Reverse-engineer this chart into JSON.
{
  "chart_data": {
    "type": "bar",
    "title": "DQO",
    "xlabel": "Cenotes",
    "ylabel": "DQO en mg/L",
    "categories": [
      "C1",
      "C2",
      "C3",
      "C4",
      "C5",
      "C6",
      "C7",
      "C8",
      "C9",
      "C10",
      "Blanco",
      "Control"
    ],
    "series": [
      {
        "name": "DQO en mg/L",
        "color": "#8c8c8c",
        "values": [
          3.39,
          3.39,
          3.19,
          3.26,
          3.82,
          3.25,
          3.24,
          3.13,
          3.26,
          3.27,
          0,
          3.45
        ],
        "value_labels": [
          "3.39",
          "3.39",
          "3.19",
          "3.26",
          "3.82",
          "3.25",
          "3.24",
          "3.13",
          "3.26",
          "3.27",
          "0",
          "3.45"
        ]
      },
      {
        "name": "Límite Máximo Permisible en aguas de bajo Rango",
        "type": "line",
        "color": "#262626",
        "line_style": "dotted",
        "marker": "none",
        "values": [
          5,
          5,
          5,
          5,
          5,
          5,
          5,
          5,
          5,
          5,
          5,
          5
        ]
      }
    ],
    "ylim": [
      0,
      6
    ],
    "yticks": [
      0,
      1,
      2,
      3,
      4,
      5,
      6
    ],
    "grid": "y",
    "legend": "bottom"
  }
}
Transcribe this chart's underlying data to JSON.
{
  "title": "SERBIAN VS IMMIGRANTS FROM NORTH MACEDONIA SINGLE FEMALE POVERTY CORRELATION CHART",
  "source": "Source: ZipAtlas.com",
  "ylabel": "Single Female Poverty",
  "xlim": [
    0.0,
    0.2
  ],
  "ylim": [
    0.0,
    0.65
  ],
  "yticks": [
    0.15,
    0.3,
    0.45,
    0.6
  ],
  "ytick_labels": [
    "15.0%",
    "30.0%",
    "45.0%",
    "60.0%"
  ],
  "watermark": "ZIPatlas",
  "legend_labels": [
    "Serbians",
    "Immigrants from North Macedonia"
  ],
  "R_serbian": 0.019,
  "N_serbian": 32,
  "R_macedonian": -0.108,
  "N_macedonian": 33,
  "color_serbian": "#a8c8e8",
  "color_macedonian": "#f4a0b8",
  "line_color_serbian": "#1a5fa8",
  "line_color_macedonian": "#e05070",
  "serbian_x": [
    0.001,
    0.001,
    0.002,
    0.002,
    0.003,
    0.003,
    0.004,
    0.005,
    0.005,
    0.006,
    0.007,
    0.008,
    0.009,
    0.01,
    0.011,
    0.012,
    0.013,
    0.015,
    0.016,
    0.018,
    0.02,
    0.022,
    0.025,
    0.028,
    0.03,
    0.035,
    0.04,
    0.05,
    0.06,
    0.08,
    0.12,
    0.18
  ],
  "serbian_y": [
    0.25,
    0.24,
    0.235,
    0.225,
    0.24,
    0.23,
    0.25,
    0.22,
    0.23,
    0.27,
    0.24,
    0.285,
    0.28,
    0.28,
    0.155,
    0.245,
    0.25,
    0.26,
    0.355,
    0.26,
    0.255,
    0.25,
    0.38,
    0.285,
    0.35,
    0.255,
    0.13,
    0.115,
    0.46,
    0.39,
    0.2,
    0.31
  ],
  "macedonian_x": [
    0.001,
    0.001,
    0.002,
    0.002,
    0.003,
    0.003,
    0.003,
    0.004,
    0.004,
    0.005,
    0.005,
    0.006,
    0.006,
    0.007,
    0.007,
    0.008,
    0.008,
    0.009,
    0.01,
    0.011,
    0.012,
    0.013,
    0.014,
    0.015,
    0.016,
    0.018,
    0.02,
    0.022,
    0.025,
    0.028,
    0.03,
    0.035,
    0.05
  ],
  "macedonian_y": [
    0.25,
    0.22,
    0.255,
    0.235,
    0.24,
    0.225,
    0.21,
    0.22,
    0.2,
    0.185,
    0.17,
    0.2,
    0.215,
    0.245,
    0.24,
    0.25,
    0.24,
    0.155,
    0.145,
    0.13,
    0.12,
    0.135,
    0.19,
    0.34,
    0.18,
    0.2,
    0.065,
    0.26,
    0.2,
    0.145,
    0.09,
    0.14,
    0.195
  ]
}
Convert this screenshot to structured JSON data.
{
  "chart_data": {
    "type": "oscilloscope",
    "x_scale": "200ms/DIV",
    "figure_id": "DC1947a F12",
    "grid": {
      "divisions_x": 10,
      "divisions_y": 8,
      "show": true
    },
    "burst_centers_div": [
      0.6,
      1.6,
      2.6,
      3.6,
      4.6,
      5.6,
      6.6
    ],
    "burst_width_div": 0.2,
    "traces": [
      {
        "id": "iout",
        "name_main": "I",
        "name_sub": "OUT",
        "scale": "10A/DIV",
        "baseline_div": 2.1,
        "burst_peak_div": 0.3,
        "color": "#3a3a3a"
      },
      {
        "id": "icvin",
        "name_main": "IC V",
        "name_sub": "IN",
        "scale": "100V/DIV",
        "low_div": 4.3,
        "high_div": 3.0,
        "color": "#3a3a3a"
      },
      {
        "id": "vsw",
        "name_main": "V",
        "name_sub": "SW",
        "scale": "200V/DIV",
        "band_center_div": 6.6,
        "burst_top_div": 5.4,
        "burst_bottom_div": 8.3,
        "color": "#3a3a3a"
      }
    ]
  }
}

### Stated task
Write out every entry word for word.

### Solution for this problem
Reverse-engineer this chart into JSON.
{
  "chart_data": {
    "type": "bar",
    "title": "DQO",
    "xlabel": "Cenotes",
    "ylabel": "DQO en mg/L",
    "categories": [
      "C1",
      "C2",
      "C3",
      "C4",
      "C5",
      "C6",
      "C7",
      "C8",
      "C9",
      "C10",
      "Blanco",
      "Control"
    ],
    "series": [
      {
        "name": "DQO en mg/L",
        "color": "#8c8c8c",
        "values": [
          3.39,
          3.39,
          3.19,
          3.26,
          3.82,
          3.25,
          3.24,
          3.13,
          3.26,
          3.27,
          0,
          3.45
        ],
        "value_labels": [
          "3.39",
          "3.39",
          "3.19",
          "3.26",
          "3.82",
          "3.25",
          "3.24",
          "3.13",
          "3.26",
          "3.27",
          "0",
          "3.45"
        ]
      },
      {
        "name": "Límite Máximo Permisible en aguas de bajo Rango",
        "type": "line",
        "color": "#262626",
        "line_style": "dotted",
        "marker": "none",
        "values": [
          5,
          5,
          5,
          5,
          5,
          5,
          5,
          5,
          5,
          5,
          5,
          5
        ]
      }
    ],
    "ylim": [
      0,
      6
    ],
    "yticks": [
      0,
      1,
      2,
      3,
      4,
      5,
      6
    ],
    "grid": "y",
    "legend": "bottom"
  }
}
Transcribe this chart's underlying data to JSON.
{
  "title": "SERBIAN VS IMMIGRANTS FROM NORTH MACEDONIA SINGLE FEMALE POVERTY CORRELATION CHART",
  "source": "Source: ZipAtlas.com",
  "ylabel": "Single Female Poverty",
  "xlim": [
    0.0,
    0.2
  ],
  "ylim": [
    0.0,
    0.65
  ],
  "yticks": [
    0.15,
    0.3,
    0.45,
    0.6
  ],
  "ytick_labels": [
    "15.0%",
    "30.0%",
    "45.0%",
    "60.0%"
  ],
  "watermark": "ZIPatlas",
  "legend_labels": [
    "Serbians",
    "Immigrants from North Macedonia"
  ],
  "R_serbian": 0.019,
  "N_serbian": 32,
  "R_macedonian": -0.108,
  "N_macedonian": 33,
  "color_serbian": "#a8c8e8",
  "color_macedonian": "#f4a0b8",
  "line_color_serbian": "#1a5fa8",
  "line_color_macedonian": "#e05070",
  "serbian_x": [
    0.001,
    0.001,
    0.002,
    0.002,
    0.003,
    0.003,
    0.004,
    0.005,
    0.005,
    0.006,
    0.007,
    0.008,
    0.009,
    0.01,
    0.011,
    0.012,
    0.013,
    0.015,
    0.016,
    0.018,
    0.02,
    0.022,
    0.025,
    0.028,
    0.03,
    0.035,
    0.04,
    0.05,
    0.06,
    0.08,
    0.12,
    0.18
  ],
  "serbian_y": [
    0.25,
    0.24,
    0.235,
    0.225,
    0.24,
    0.23,
    0.25,
    0.22,
    0.23,
    0.27,
    0.24,
    0.285,
    0.28,
    0.28,
    0.155,
    0.245,
    0.25,
    0.26,
    0.355,
    0.26,
    0.255,
    0.25,
    0.38,
    0.285,
    0.35,
    0.255,
    0.13,
    0.115,
    0.46,
    0.39,
    0.2,
    0.31
  ],
  "macedonian_x": [
    0.001,
    0.001,
    0.002,
    0.002,
    0.003,
    0.003,
    0.003,
    0.004,
    0.004,
    0.005,
    0.005,
    0.006,
    0.006,
    0.007,
    0.007,
    0.008,
    0.008,
    0.009,
    0.01,
    0.011,
    0.012,
    0.013,
    0.014,
    0.015,
    0.016,
    0.018,
    0.02,
    0.022,
    0.025,
    0.028,
    0.03,
    0.035,
    0.05
  ],
  "macedonian_y": [
    0.25,
    0.22,
    0.255,
    0.235,
    0.24,
    0.225,
    0.21,
    0.22,
    0.2,
    0.185,
    0.17,
    0.2,
    0.215,
    0.245,
    0.24,
    0.25,
    0.24,
    0.155,
    0.145,
    0.13,
    0.12,
    0.135,
    0.19,
    0.34,
    0.18,
    0.2,
    0.065,
    0.26,
    0.2,
    0.145,
    0.09,
    0.14,
    0.195
  ]
}
Convert this screenshot to structured JSON data.
{
  "chart_data": {
    "type": "oscilloscope",
    "x_scale": "200ms/DIV",
    "figure_id": "DC1947a F12",
    "grid": {
      "divisions_x": 10,
      "divisions_y": 8,
      "show": true
    },
    "burst_centers_div": [
      0.6,
      1.6,
      2.6,
      3.6,
      4.6,
      5.6,
      6.6
    ],
    "burst_width_div": 0.2,
    "traces": [
      {
        "id": "iout",
        "name_main": "I",
        "name_sub": "OUT",
        "scale": "10A/DIV",
        "baseline_div": 2.1,
        "burst_peak_div": 0.3,
        "color": "#3a3a3a"
      },
      {
        "id": "icvin",
        "name_main": "IC V",
        "name_sub": "IN",
        "scale": "100V/DIV",
        "low_div": 4.3,
        "high_div": 3.0,
        "color": "#3a3a3a"
      },
      {
        "id": "vsw",
        "name_main": "V",
        "name_sub": "SW",
        "scale": "200V/DIV",
        "band_center_div": 6.6,
        "burst_top_div": 5.4,
        "burst_bottom_div": 8.3,
        "color": "#3a3a3a"
      }
    ]
  }
}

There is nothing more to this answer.